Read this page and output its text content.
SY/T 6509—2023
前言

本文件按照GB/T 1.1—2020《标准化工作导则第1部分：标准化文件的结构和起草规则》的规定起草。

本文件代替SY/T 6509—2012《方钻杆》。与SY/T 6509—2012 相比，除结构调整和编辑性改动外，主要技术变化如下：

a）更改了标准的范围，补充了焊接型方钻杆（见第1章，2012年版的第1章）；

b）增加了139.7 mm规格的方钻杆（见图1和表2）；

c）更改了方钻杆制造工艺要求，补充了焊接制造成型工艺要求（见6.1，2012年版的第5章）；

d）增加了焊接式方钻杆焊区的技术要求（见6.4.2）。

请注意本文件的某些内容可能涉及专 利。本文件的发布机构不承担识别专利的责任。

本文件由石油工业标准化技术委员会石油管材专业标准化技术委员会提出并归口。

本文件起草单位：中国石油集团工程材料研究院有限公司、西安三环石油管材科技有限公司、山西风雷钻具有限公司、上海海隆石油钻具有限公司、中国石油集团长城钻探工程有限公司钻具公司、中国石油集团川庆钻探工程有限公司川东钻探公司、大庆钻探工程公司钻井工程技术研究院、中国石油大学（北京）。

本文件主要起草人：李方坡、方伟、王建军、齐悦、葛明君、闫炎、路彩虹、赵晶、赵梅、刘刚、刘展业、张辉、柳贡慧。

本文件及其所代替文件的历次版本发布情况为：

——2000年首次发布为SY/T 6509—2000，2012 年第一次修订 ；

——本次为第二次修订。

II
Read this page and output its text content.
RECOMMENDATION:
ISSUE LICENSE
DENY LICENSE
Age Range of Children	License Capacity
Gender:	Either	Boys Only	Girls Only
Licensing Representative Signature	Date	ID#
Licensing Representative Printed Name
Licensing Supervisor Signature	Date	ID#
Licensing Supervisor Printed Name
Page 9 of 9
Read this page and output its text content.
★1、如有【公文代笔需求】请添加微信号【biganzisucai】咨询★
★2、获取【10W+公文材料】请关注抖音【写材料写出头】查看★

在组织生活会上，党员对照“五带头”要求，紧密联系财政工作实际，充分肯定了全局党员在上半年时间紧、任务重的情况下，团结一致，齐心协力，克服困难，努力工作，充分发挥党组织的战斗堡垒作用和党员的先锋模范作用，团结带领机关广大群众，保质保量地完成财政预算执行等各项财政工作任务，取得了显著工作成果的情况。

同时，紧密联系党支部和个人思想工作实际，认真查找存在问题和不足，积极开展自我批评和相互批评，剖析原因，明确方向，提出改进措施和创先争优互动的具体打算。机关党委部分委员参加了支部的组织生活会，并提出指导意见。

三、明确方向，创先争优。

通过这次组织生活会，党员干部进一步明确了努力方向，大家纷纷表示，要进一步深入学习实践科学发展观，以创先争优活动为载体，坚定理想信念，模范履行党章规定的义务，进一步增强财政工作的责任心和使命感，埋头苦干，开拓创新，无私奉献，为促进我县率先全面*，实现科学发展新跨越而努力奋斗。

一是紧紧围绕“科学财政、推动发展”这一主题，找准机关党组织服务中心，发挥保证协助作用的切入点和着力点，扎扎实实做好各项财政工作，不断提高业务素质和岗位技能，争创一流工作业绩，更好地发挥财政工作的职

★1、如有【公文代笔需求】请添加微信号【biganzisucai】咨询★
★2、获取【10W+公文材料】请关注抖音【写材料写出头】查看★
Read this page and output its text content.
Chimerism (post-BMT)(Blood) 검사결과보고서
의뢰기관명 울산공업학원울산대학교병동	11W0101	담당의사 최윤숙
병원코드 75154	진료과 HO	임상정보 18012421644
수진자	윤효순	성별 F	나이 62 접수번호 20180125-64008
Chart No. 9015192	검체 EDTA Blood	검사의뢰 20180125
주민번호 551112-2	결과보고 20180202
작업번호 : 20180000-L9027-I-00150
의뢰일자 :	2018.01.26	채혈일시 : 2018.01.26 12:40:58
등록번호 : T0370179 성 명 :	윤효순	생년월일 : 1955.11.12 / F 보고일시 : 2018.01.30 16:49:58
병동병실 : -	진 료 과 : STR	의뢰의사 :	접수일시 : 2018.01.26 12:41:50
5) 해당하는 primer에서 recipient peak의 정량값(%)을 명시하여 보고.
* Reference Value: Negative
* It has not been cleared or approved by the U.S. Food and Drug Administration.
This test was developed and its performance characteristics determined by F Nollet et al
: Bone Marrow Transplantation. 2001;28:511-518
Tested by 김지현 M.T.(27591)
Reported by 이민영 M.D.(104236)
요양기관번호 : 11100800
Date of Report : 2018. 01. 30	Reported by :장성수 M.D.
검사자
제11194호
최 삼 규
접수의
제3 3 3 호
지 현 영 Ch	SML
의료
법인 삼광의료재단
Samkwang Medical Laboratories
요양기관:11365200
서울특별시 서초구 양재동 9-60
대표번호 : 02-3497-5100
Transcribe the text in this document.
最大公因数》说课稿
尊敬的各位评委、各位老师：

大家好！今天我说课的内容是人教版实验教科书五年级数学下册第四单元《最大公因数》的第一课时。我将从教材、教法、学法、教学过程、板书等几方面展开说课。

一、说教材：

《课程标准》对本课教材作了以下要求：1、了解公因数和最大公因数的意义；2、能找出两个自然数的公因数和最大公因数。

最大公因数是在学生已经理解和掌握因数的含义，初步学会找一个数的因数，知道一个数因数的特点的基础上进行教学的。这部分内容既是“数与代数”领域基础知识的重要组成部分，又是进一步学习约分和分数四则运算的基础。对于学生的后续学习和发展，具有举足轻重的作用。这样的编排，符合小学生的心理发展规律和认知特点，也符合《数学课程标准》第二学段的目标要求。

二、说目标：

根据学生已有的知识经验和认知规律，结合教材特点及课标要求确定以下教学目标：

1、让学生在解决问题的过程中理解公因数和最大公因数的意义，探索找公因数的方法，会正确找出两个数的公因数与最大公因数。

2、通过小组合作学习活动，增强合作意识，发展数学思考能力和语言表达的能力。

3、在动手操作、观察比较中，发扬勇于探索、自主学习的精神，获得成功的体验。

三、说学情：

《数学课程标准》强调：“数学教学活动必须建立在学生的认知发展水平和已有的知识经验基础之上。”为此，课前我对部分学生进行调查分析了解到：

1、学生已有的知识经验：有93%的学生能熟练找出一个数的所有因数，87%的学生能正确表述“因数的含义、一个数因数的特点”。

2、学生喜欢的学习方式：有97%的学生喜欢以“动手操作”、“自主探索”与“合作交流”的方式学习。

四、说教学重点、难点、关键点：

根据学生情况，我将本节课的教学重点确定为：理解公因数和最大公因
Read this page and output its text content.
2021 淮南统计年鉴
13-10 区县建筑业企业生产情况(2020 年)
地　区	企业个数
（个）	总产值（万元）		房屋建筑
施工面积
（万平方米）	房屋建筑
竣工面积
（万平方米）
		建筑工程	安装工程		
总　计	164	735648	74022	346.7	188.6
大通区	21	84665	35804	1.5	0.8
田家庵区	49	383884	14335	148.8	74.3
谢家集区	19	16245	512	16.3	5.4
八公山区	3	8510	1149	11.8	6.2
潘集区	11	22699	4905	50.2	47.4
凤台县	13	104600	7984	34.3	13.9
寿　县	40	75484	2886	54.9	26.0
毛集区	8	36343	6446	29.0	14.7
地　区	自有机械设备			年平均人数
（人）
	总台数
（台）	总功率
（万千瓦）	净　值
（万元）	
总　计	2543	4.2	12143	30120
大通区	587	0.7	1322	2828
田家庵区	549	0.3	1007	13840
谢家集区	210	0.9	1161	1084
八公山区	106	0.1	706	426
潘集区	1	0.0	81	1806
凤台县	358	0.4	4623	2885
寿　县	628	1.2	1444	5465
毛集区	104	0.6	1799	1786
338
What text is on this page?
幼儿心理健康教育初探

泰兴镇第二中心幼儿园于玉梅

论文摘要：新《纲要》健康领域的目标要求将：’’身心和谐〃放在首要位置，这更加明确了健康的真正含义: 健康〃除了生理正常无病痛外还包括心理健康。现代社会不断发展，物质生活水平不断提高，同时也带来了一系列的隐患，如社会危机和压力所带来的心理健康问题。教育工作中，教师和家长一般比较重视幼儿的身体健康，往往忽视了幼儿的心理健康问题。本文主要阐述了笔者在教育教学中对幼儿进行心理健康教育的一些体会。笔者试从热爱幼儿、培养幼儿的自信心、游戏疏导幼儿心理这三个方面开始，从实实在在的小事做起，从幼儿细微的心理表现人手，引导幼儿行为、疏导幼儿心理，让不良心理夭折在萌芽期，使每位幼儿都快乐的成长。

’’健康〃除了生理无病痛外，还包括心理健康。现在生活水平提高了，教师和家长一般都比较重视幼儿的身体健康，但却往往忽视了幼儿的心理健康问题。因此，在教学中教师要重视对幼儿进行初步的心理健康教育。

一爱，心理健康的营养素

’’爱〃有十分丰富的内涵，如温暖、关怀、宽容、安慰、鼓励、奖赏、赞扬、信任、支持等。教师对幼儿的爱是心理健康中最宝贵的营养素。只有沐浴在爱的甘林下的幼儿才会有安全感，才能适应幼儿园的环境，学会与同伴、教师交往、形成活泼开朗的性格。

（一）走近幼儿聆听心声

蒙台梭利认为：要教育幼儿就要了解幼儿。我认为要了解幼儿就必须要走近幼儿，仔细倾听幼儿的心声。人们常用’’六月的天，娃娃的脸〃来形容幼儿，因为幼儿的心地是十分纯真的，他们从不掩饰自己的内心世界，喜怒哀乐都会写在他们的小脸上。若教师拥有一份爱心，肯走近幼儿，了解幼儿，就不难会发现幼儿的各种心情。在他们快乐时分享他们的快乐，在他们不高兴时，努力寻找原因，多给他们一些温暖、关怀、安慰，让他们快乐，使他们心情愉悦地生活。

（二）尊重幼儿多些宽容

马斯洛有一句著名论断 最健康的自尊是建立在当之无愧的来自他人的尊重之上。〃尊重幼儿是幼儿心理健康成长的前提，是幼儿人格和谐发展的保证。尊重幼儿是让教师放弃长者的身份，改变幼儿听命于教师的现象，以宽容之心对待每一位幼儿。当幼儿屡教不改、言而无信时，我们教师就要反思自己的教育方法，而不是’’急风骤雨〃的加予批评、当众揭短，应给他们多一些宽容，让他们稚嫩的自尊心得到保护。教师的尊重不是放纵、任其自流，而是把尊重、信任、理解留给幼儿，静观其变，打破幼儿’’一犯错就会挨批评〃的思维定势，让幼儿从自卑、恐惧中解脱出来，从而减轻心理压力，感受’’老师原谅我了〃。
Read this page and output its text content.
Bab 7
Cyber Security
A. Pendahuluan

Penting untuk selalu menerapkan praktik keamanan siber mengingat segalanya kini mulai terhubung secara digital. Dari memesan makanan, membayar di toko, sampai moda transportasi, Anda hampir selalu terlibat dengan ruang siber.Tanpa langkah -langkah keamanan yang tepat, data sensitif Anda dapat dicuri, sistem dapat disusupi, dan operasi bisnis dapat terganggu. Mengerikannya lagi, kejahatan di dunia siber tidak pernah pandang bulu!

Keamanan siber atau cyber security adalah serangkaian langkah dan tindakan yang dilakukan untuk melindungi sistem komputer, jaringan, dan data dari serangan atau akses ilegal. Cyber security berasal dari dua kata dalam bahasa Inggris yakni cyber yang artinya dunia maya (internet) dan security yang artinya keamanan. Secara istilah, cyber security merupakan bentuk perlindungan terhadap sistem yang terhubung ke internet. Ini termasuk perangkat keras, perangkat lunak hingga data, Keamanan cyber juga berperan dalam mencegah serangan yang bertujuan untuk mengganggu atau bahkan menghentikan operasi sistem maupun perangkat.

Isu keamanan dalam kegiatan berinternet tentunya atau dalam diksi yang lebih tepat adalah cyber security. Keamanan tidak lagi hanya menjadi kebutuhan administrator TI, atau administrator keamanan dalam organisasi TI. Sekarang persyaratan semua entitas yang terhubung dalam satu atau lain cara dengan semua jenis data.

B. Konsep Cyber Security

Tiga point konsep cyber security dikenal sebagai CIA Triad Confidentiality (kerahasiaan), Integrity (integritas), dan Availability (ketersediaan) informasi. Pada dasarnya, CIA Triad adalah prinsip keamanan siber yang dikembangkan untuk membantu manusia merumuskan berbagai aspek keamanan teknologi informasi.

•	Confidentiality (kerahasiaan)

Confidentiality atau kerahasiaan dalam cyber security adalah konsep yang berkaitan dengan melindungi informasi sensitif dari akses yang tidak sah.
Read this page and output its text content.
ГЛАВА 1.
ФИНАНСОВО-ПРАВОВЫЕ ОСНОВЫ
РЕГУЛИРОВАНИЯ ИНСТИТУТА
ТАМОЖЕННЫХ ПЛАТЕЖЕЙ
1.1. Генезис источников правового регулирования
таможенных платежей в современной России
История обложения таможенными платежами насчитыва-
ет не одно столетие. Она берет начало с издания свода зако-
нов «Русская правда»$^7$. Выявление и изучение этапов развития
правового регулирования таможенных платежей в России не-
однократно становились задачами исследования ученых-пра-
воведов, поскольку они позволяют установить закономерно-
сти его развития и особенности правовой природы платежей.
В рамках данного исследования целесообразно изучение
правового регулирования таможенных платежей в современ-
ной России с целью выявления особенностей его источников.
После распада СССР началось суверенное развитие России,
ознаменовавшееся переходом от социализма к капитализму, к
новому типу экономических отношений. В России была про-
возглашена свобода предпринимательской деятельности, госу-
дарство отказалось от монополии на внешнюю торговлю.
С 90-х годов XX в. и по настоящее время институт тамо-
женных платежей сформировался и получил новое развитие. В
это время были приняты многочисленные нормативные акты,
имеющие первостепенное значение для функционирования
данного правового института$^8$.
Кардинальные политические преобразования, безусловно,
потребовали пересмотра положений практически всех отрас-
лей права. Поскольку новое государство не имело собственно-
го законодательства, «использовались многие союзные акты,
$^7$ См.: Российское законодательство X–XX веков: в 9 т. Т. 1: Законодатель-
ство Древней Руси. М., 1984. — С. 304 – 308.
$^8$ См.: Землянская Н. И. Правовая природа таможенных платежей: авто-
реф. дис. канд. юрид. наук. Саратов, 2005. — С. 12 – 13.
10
• • • • •
* [WHAT NEEDS TO BE DONE]: In the records above, how many lines contain the string "Signature"? State that number only.

* [WRITTEN SOLUTION]: 2